▶ YOUR TASK:
Select every line holding the word "label" and copy it.

** BEGIN PROVIDED INFORMATION **

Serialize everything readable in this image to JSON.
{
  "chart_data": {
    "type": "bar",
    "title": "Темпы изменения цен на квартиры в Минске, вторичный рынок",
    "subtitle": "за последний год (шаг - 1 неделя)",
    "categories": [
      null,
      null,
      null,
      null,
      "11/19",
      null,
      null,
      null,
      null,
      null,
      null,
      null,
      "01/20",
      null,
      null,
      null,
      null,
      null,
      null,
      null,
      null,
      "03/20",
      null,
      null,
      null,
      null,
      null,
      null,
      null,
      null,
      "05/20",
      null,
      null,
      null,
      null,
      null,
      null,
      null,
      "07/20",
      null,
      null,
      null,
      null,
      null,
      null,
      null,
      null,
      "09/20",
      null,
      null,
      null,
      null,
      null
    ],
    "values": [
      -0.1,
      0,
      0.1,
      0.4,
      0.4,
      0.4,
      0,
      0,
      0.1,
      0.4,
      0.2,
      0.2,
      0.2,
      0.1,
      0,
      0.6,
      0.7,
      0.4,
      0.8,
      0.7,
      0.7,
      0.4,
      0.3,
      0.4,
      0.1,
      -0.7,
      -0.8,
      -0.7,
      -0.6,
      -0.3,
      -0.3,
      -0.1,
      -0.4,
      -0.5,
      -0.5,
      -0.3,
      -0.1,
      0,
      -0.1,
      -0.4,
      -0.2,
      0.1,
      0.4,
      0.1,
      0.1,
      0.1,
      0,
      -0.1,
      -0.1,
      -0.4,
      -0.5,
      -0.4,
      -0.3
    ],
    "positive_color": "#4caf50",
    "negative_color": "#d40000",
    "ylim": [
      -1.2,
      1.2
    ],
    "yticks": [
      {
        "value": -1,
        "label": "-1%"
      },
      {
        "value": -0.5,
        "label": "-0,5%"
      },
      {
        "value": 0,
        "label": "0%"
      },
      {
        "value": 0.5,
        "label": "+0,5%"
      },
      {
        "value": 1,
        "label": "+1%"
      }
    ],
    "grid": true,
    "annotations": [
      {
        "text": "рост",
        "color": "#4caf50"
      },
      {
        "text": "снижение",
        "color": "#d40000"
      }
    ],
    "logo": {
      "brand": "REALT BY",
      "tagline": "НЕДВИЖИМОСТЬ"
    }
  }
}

** END PROVIDED INFORMATION **

▶ COMPLETE OUTPUT:
        "label": "-1%"
        "label": "-0,5%"
        "label": "0%"
        "label": "+0,5%"
        "label": "+1%"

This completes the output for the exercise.